──────── STUDY MATERIAL ────────

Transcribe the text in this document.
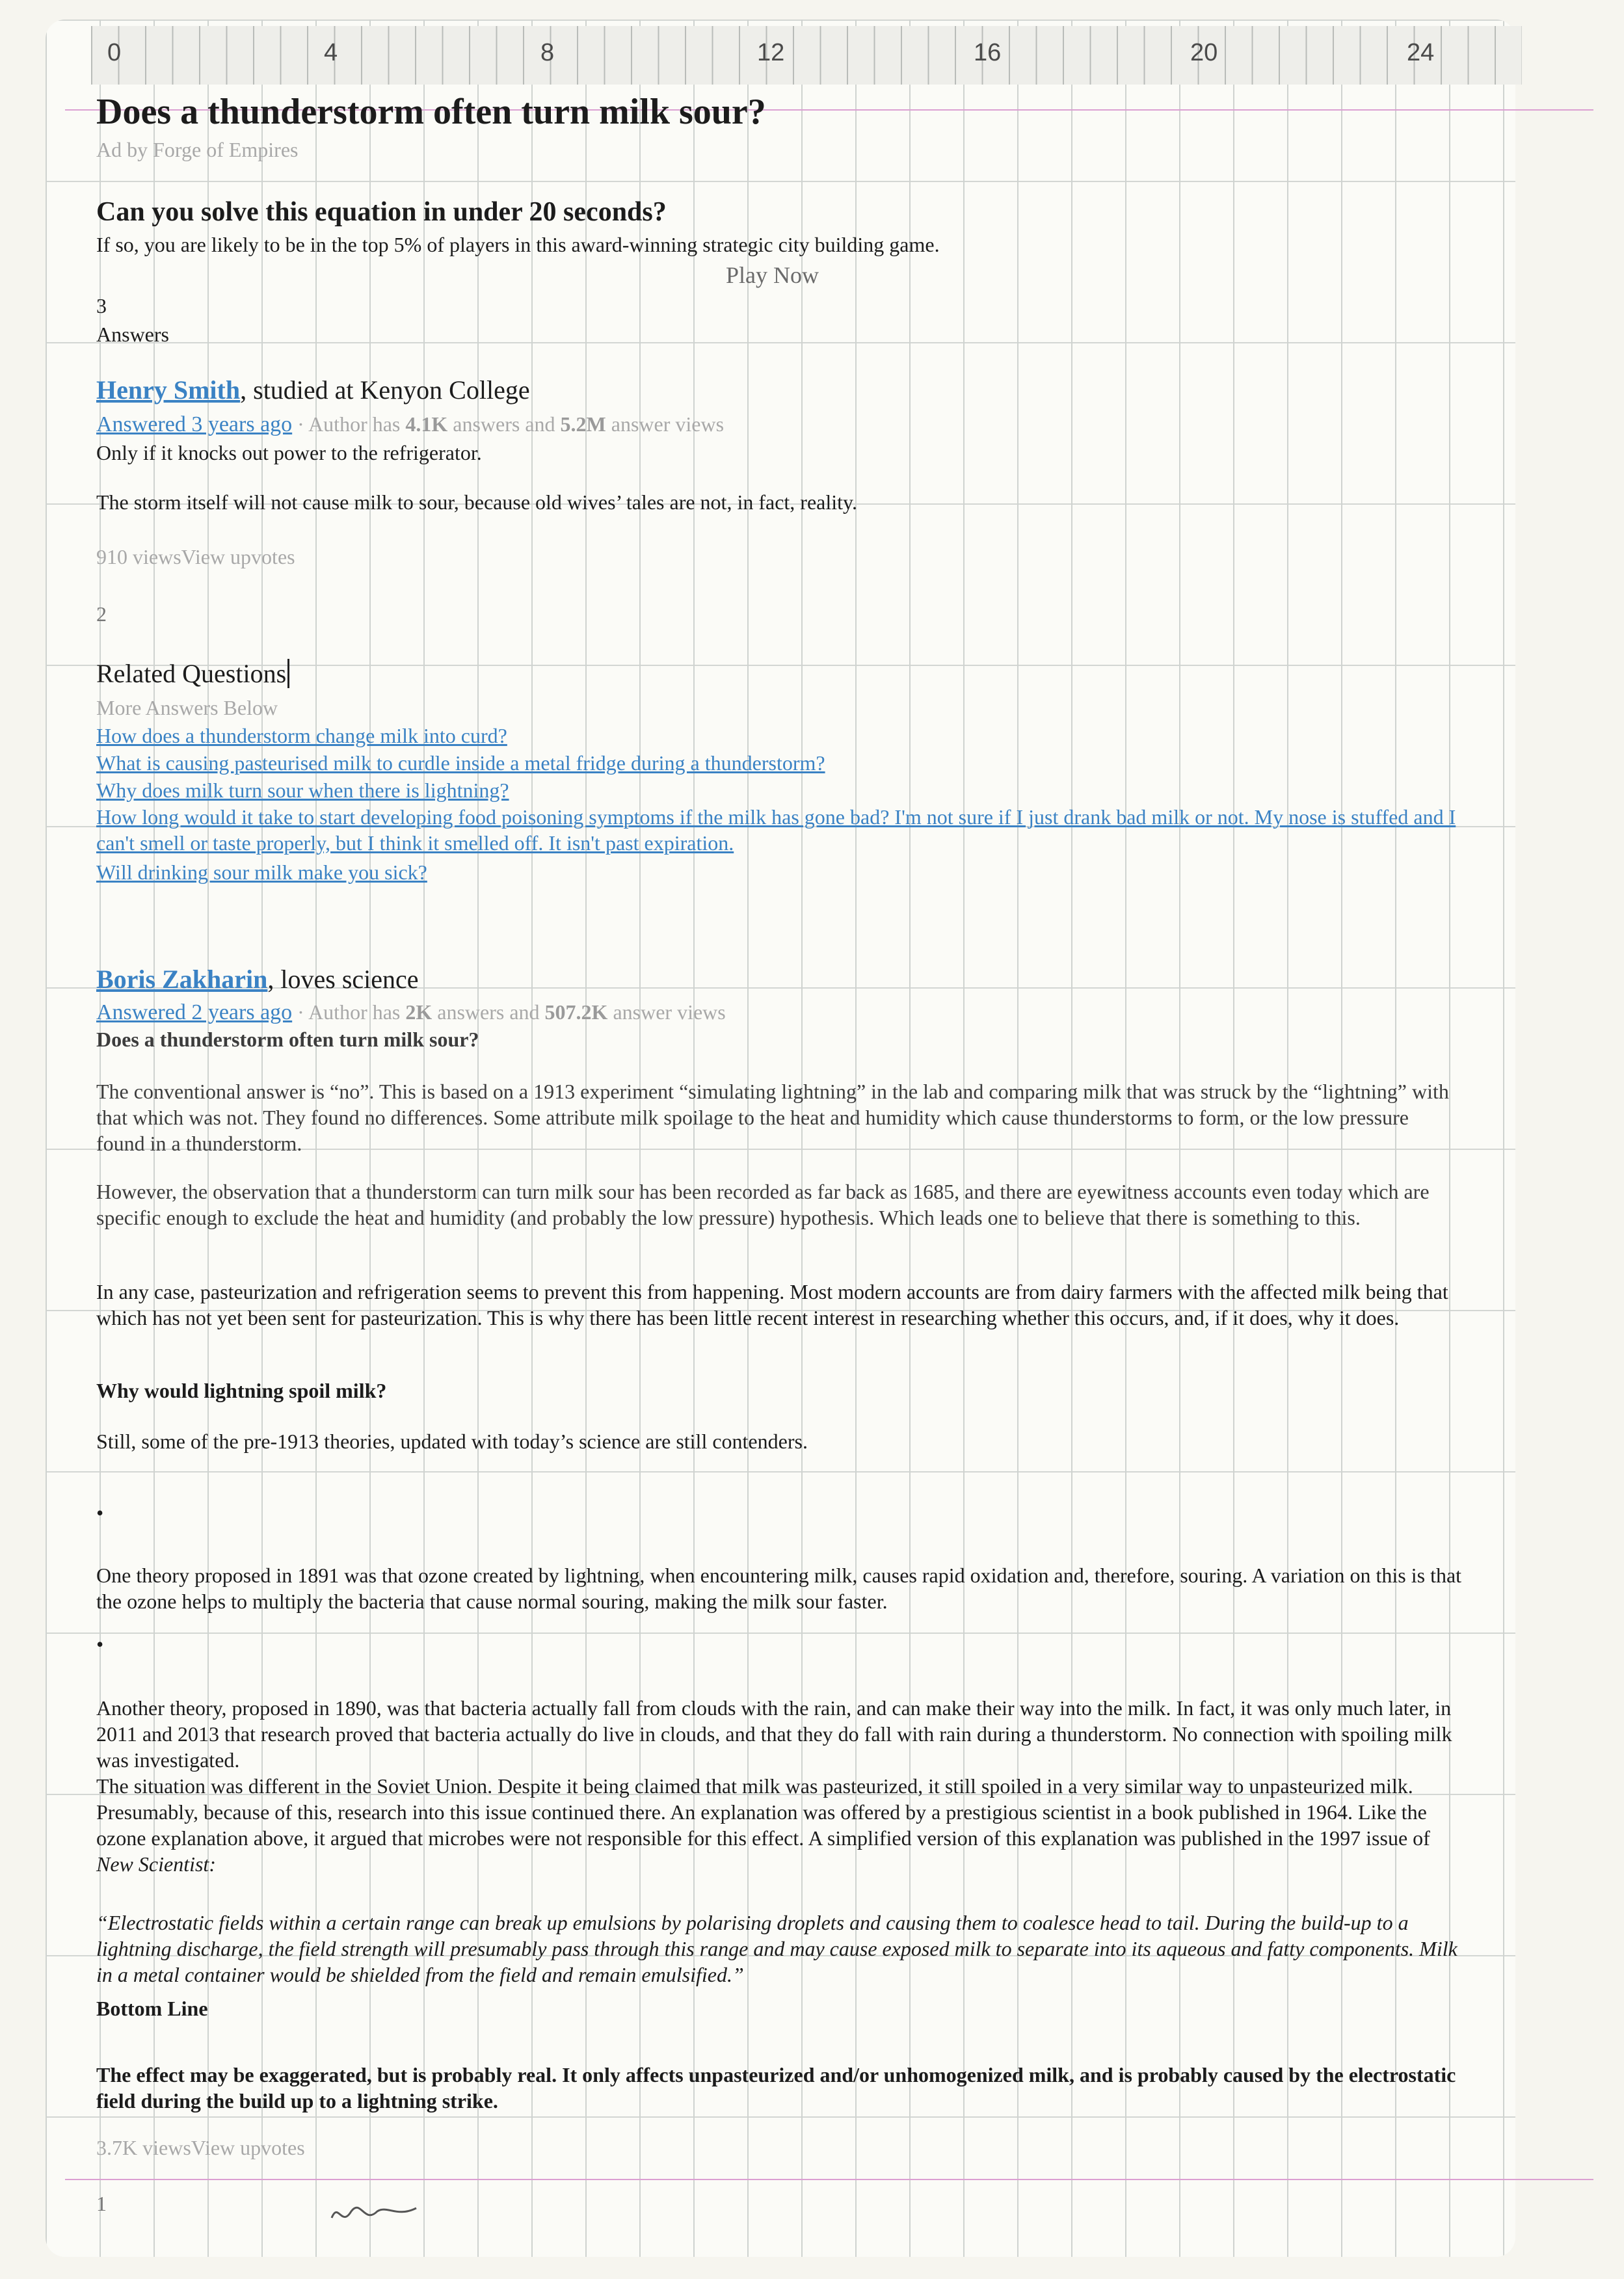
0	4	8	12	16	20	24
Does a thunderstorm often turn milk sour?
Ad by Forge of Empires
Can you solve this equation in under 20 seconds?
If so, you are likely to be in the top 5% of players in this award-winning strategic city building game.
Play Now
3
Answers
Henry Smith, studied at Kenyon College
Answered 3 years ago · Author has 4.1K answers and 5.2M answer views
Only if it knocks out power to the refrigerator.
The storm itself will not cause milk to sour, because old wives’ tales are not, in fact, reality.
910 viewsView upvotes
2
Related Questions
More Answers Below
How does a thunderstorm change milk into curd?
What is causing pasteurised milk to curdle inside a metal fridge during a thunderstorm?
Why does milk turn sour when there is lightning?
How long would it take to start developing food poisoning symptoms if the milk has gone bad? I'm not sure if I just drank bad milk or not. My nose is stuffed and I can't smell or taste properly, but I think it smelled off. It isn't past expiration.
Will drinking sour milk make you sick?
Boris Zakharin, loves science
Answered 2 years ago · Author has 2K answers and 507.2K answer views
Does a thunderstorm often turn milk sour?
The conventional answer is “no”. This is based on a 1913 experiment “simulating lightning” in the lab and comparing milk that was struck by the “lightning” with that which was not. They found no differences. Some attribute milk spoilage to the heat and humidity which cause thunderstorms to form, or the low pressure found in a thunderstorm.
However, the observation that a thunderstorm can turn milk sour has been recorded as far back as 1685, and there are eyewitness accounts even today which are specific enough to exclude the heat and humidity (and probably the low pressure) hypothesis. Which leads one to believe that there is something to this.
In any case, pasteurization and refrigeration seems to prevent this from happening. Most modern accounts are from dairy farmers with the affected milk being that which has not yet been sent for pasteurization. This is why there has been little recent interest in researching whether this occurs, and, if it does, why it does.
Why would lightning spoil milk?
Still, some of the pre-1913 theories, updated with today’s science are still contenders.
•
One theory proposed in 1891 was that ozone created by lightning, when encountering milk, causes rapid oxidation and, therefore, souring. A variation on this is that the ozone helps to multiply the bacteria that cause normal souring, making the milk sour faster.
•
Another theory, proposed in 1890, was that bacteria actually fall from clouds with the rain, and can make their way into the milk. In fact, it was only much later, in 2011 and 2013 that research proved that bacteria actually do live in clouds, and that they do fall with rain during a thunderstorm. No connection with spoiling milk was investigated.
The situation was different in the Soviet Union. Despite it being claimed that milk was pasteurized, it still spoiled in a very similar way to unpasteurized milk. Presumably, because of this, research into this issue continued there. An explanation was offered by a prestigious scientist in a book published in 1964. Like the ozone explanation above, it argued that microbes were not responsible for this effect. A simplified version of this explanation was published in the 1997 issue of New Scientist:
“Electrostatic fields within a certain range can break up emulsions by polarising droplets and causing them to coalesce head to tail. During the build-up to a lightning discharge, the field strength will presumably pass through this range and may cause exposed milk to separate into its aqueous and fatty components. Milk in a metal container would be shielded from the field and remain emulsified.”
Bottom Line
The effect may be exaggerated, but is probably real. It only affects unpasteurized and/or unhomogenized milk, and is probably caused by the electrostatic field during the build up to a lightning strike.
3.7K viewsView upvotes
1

────────

■ WHAT IS NEEDED:
Retype the data word for word, please, and keep the images out.

■ RESULT OF THIS TASK:
Transcribe the text in this document.
0	4	8	12	16	20	24
Does a thunderstorm often turn milk sour?
Ad by Forge of Empires
Can you solve this equation in under 20 seconds?
If so, you are likely to be in the top 5% of players in this award-winning strategic city building game.
Play Now
3
Answers
Henry Smith, studied at Kenyon College
Answered 3 years ago · Author has 4.1K answers and 5.2M answer views
Only if it knocks out power to the refrigerator.
The storm itself will not cause milk to sour, because old wives’ tales are not, in fact, reality.
910 viewsView upvotes
2
Related Questions
More Answers Below
How does a thunderstorm change milk into curd?
What is causing pasteurised milk to curdle inside a metal fridge during a thunderstorm?
Why does milk turn sour when there is lightning?
How long would it take to start developing food poisoning symptoms if the milk has gone bad? I'm not sure if I just drank bad milk or not. My nose is stuffed and I can't smell or taste properly, but I think it smelled off. It isn't past expiration.
Will drinking sour milk make you sick?
Boris Zakharin, loves science
Answered 2 years ago · Author has 2K answers and 507.2K answer views
Does a thunderstorm often turn milk sour?
The conventional answer is “no”. This is based on a 1913 experiment “simulating lightning” in the lab and comparing milk that was struck by the “lightning” with that which was not. They found no differences. Some attribute milk spoilage to the heat and humidity which cause thunderstorms to form, or the low pressure found in a thunderstorm.
However, the observation that a thunderstorm can turn milk sour has been recorded as far back as 1685, and there are eyewitness accounts even today which are specific enough to exclude the heat and humidity (and probably the low pressure) hypothesis. Which leads one to believe that there is something to this.
In any case, pasteurization and refrigeration seems to prevent this from happening. Most modern accounts are from dairy farmers with the affected milk being that which has not yet been sent for pasteurization. This is why there has been little recent interest in researching whether this occurs, and, if it does, why it does.
Why would lightning spoil milk?
Still, some of the pre-1913 theories, updated with today’s science are still contenders.
•
One theory proposed in 1891 was that ozone created by lightning, when encountering milk, causes rapid oxidation and, therefore, souring. A variation on this is that the ozone helps to multiply the bacteria that cause normal souring, making the milk sour faster.
•
Another theory, proposed in 1890, was that bacteria actually fall from clouds with the rain, and can make their way into the milk. In fact, it was only much later, in 2011 and 2013 that research proved that bacteria actually do live in clouds, and that they do fall with rain during a thunderstorm. No connection with spoiling milk was investigated.
The situation was different in the Soviet Union. Despite it being claimed that milk was pasteurized, it still spoiled in a very similar way to unpasteurized milk. Presumably, because of this, research into this issue continued there. An explanation was offered by a prestigious scientist in a book published in 1964. Like the ozone explanation above, it argued that microbes were not responsible for this effect. A simplified version of this explanation was published in the 1997 issue of New Scientist:
“Electrostatic fields within a certain range can break up emulsions by polarising droplets and causing them to coalesce head to tail. During the build-up to a lightning discharge, the field strength will presumably pass through this range and may cause exposed milk to separate into its aqueous and fatty components. Milk in a metal container would be shielded from the field and remain emulsified.”
Bottom Line
The effect may be exaggerated, but is probably real. It only affects unpasteurized and/or unhomogenized milk, and is probably caused by the electrostatic field during the build up to a lightning strike.
3.7K viewsView upvotes
1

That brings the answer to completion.